Goal = Within the listing below, locate all lines containing the word "selected". Copy each one.

Records shown =

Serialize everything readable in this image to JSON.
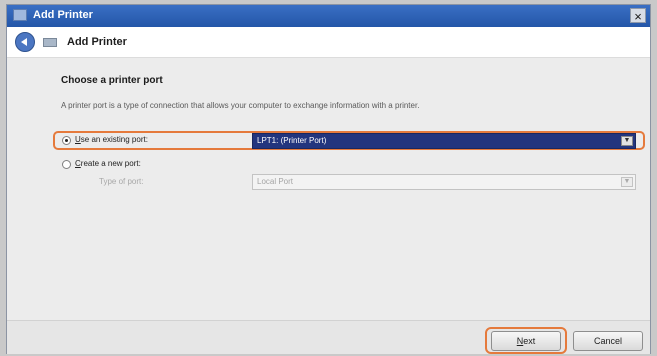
{
  "window": {
    "title": "Add Printer",
    "close_glyph": "×"
  },
  "header": {
    "title": "Add Printer"
  },
  "content": {
    "section_title": "Choose a printer port",
    "description": "A printer port is a type of connection that allows your computer to exchange information with a printer.",
    "options": [
      {
        "label_prefix": "",
        "label_underline": "U",
        "label_rest": "se an existing port:",
        "selected": true,
        "value": "LPT1: (Printer Port)"
      },
      {
        "label_prefix": "",
        "label_underline": "C",
        "label_rest": "reate a new port:",
        "selected": false
      }
    ],
    "type_of_port_label": "Type of port:",
    "type_of_port_value": "Local Port"
  },
  "footer": {
    "next_underline": "N",
    "next_rest": "ext",
    "cancel_label": "Cancel"
  },
  "colors": {
    "title_bar": "#2456a8",
    "selection": "#23357e",
    "annotation": "#e57a3c"
  },
  "icons": {
    "back": "back-arrow-icon",
    "printer": "printer-icon",
    "close": "close-icon",
    "dropdown": "chevron-down-icon"
  }
}
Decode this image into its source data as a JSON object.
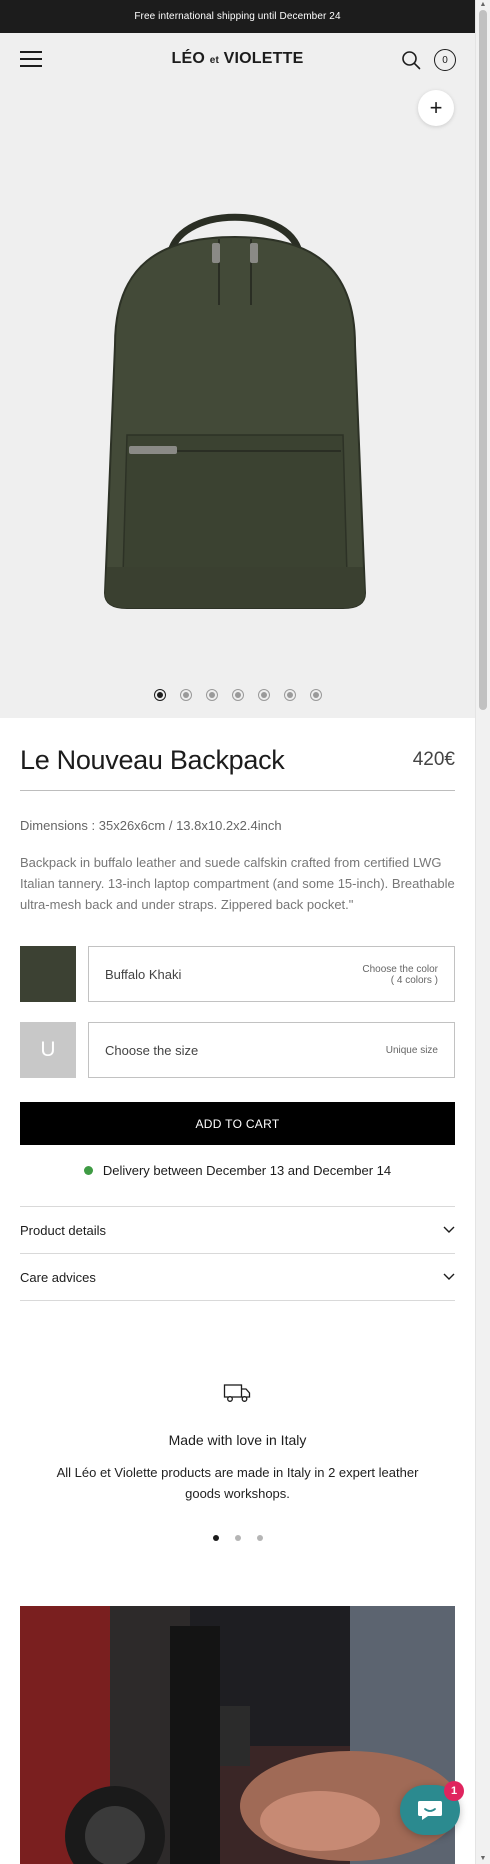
{
  "announcement": "Free international shipping until December 24",
  "header": {
    "logo_main": "LÉO",
    "logo_small": "et",
    "logo_end": "VIOLETTE",
    "cart_count": "0"
  },
  "gallery": {
    "image_count": 7,
    "active_index": 0,
    "zoom_label": "+"
  },
  "product": {
    "title": "Le Nouveau Backpack",
    "price": "420€",
    "dimensions": "Dimensions : 35x26x6cm / 13.8x10.2x2.4inch",
    "description": "Backpack in buffalo leather and suede calfskin crafted from certified LWG Italian tannery. 13-inch laptop compartment (and some 15-inch). Breathable ultra-mesh back and under straps. Zippered back pocket.\""
  },
  "color_option": {
    "value": "Buffalo Khaki",
    "hint_line1": "Choose the color",
    "hint_line2": "( 4 colors )",
    "swatch_color": "#3c4133"
  },
  "size_option": {
    "tile_letter": "U",
    "value": "Choose the size",
    "hint": "Unique size"
  },
  "add_to_cart_label": "ADD TO CART",
  "delivery": {
    "text": "Delivery between December 13 and December 14",
    "status_color": "#3f9b44"
  },
  "accordions": [
    {
      "label": "Product details"
    },
    {
      "label": "Care advices"
    }
  ],
  "feature": {
    "icon": "delivery-truck-icon",
    "title": "Made with love in Italy",
    "text": "All Léo et Violette products are made in Italy in 2 expert leather goods workshops.",
    "slide_count": 3,
    "active_slide": 0
  },
  "chat": {
    "icon": "chat-bubble-icon",
    "badge": "1"
  }
}
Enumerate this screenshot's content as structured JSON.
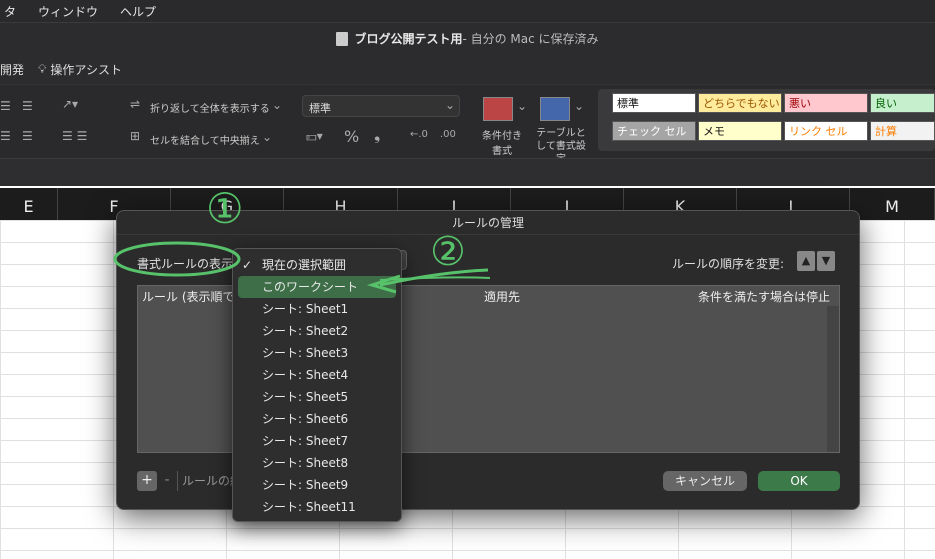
{
  "menubar": {
    "items": [
      "タ",
      "ウィンドウ",
      "ヘルプ"
    ]
  },
  "titlebar": {
    "doc_name": "ブログ公開テスト用",
    "suffix": " - 自分の Mac に保存済み"
  },
  "tabs": {
    "items": [
      "開発",
      "操作アシスト"
    ]
  },
  "ribbon": {
    "wrap_text": "折り返して全体を表示する",
    "merge_center": "セルを結合して中央揃え",
    "number_format": "標準",
    "percent": "%",
    "comma": "❟",
    "conditional_format": "条件付き\n書式",
    "table_format": "テーブルとして書式設定",
    "styles": [
      {
        "label": "標準",
        "bg": "#ffffff",
        "fg": "#111111"
      },
      {
        "label": "どちらでもない",
        "bg": "#ffeb9c",
        "fg": "#9c5700"
      },
      {
        "label": "悪い",
        "bg": "#ffc7ce",
        "fg": "#9c0006"
      },
      {
        "label": "良い",
        "bg": "#c6efce",
        "fg": "#006100"
      },
      {
        "label": "チェック セル",
        "bg": "#a5a5a5",
        "fg": "#ffffff"
      },
      {
        "label": "メモ",
        "bg": "#ffffcc",
        "fg": "#111111"
      },
      {
        "label": "リンク セル",
        "bg": "#ffffff",
        "fg": "#fa7d00"
      },
      {
        "label": "計算",
        "bg": "#f2f2f2",
        "fg": "#fa7d00"
      }
    ]
  },
  "columns": [
    "E",
    "F",
    "G",
    "H",
    "I",
    "J",
    "K",
    "L",
    "M"
  ],
  "dialog": {
    "title": "ルールの管理",
    "show_label": "書式ルールの表示:",
    "order_label": "ルールの順序を変更:",
    "list_headers": {
      "rule": "ルール (表示順で",
      "applies": "適用先",
      "stop": "条件を満たす場合は停止"
    },
    "add": "+",
    "remove": "-",
    "edit": "ルールの編",
    "cancel": "キャンセル",
    "ok": "OK"
  },
  "popup": {
    "items": [
      {
        "label": "現在の選択範囲",
        "checked": true
      },
      {
        "label": "このワークシート",
        "selected": true
      },
      {
        "label": "シート: Sheet1"
      },
      {
        "label": "シート: Sheet2"
      },
      {
        "label": "シート: Sheet3"
      },
      {
        "label": "シート: Sheet4"
      },
      {
        "label": "シート: Sheet5"
      },
      {
        "label": "シート: Sheet6"
      },
      {
        "label": "シート: Sheet7"
      },
      {
        "label": "シート: Sheet8"
      },
      {
        "label": "シート: Sheet9"
      },
      {
        "label": "シート: Sheet11"
      }
    ]
  },
  "annotations": {
    "one": "①",
    "two": "②"
  },
  "colors": {
    "accent_green": "#57c26a",
    "selection": "#3e6e47",
    "ok": "#3d7a4a"
  }
}
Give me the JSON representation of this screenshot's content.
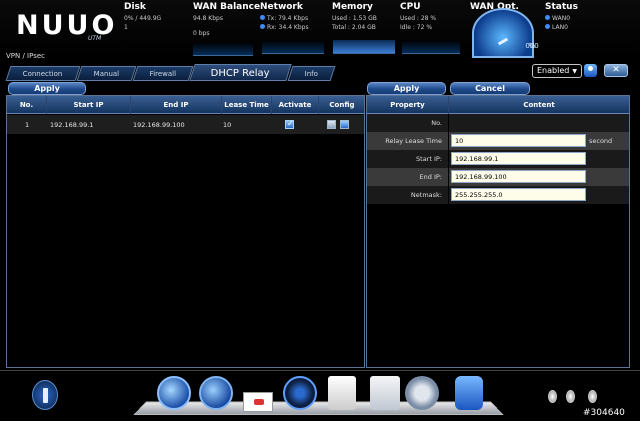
{
  "brand": {
    "logo": "NUUO",
    "logo_sub": "UTM"
  },
  "status": {
    "disk": {
      "title": "Disk",
      "value": "0% / 449.9G",
      "fill": 0.01,
      "line2": "1"
    },
    "wan_balance": {
      "title": "WAN Balance",
      "value": "94.8 Kbps",
      "value2": "0 bps"
    },
    "network": {
      "title": "Network",
      "tx": "Tx: 79.4 Kbps",
      "rx": "Rx: 34.4 Kbps"
    },
    "memory": {
      "title": "Memory",
      "used": "Used : 1.53 GB",
      "total": "Total : 2.04 GB"
    },
    "cpu": {
      "title": "CPU",
      "used": "Used : 28 %",
      "idle": "Idle : 72 %"
    },
    "wan_opt": {
      "title": "WAN Opt.",
      "gauge_value": "000",
      "gauge_unit": "%"
    },
    "status": {
      "title": "Status",
      "wan": "WAN0",
      "lan": "LAN0"
    }
  },
  "breadcrumb": "VPN / IPsec",
  "tabs": [
    {
      "label": "Connection",
      "active": false
    },
    {
      "label": "Manual",
      "active": false
    },
    {
      "label": "Firewall",
      "active": false
    },
    {
      "label": "DHCP Relay",
      "active": true
    },
    {
      "label": "Info",
      "active": false
    }
  ],
  "enabled_select": {
    "value": "Enabled"
  },
  "close_label": "✕",
  "left_panel": {
    "apply_label": "Apply",
    "columns": [
      "No.",
      "Start IP",
      "End IP",
      "Lease Time",
      "Activate",
      "Config"
    ],
    "rows": [
      {
        "no": "1",
        "start_ip": "192.168.99.1",
        "end_ip": "192.168.99.100",
        "lease_time": "10",
        "activate": true
      }
    ]
  },
  "right_panel": {
    "apply_label": "Apply",
    "cancel_label": "Cancel",
    "headers": {
      "property": "Property",
      "content": "Content"
    },
    "rows": [
      {
        "label": "No.",
        "value": ""
      },
      {
        "label": "Relay Lease Time",
        "value": "10",
        "suffix": "second"
      },
      {
        "label": "Start IP:",
        "value": "192.168.99.1"
      },
      {
        "label": "End IP:",
        "value": "192.168.99.100"
      },
      {
        "label": "Netmask:",
        "value": "255.255.255.0"
      }
    ]
  },
  "dock": {
    "icons": [
      "globe-icon",
      "shield-icon",
      "wifi-icon",
      "document-icon",
      "chart-icon",
      "gear-icon",
      "puzzle-icon"
    ]
  },
  "image_id": "#304640"
}
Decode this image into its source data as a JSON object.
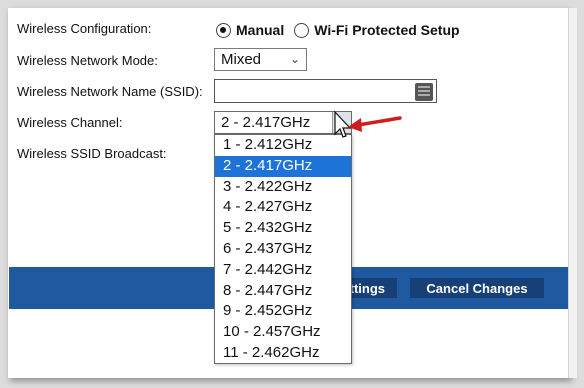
{
  "form": {
    "config_label": "Wireless Configuration:",
    "mode_label": "Wireless Network Mode:",
    "ssid_label": "Wireless Network Name (SSID):",
    "channel_label": "Wireless Channel:",
    "broadcast_label": "Wireless SSID Broadcast:"
  },
  "config": {
    "manual": "Manual",
    "wps": "Wi-Fi Protected Setup",
    "selected": "Manual"
  },
  "mode": {
    "value": "Mixed"
  },
  "ssid": {
    "value": ""
  },
  "channel": {
    "value": "2 - 2.417GHz",
    "options": [
      "1 - 2.412GHz",
      "2 - 2.417GHz",
      "3 - 2.422GHz",
      "4 - 2.427GHz",
      "5 - 2.432GHz",
      "6 - 2.437GHz",
      "7 - 2.442GHz",
      "8 - 2.447GHz",
      "9 - 2.452GHz",
      "10 - 2.457GHz",
      "11 - 2.462GHz"
    ],
    "highlighted_index": 1
  },
  "footer": {
    "save_label": "ttings",
    "cancel_label": "Cancel Changes"
  },
  "colors": {
    "bar": "#1f5aa0",
    "button": "#173f78",
    "highlight": "#1e73d8",
    "annotation_arrow": "#d01c1c"
  },
  "icons": {
    "ssid_field_icon": "password-manager-icon",
    "chevron": "chevron-down-icon",
    "annotation": "red-arrow-icon",
    "cursor": "mouse-pointer-icon"
  }
}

Complete response =
        "selected": true,
        "selected": false
        "selected": true
    "selected": "Manual"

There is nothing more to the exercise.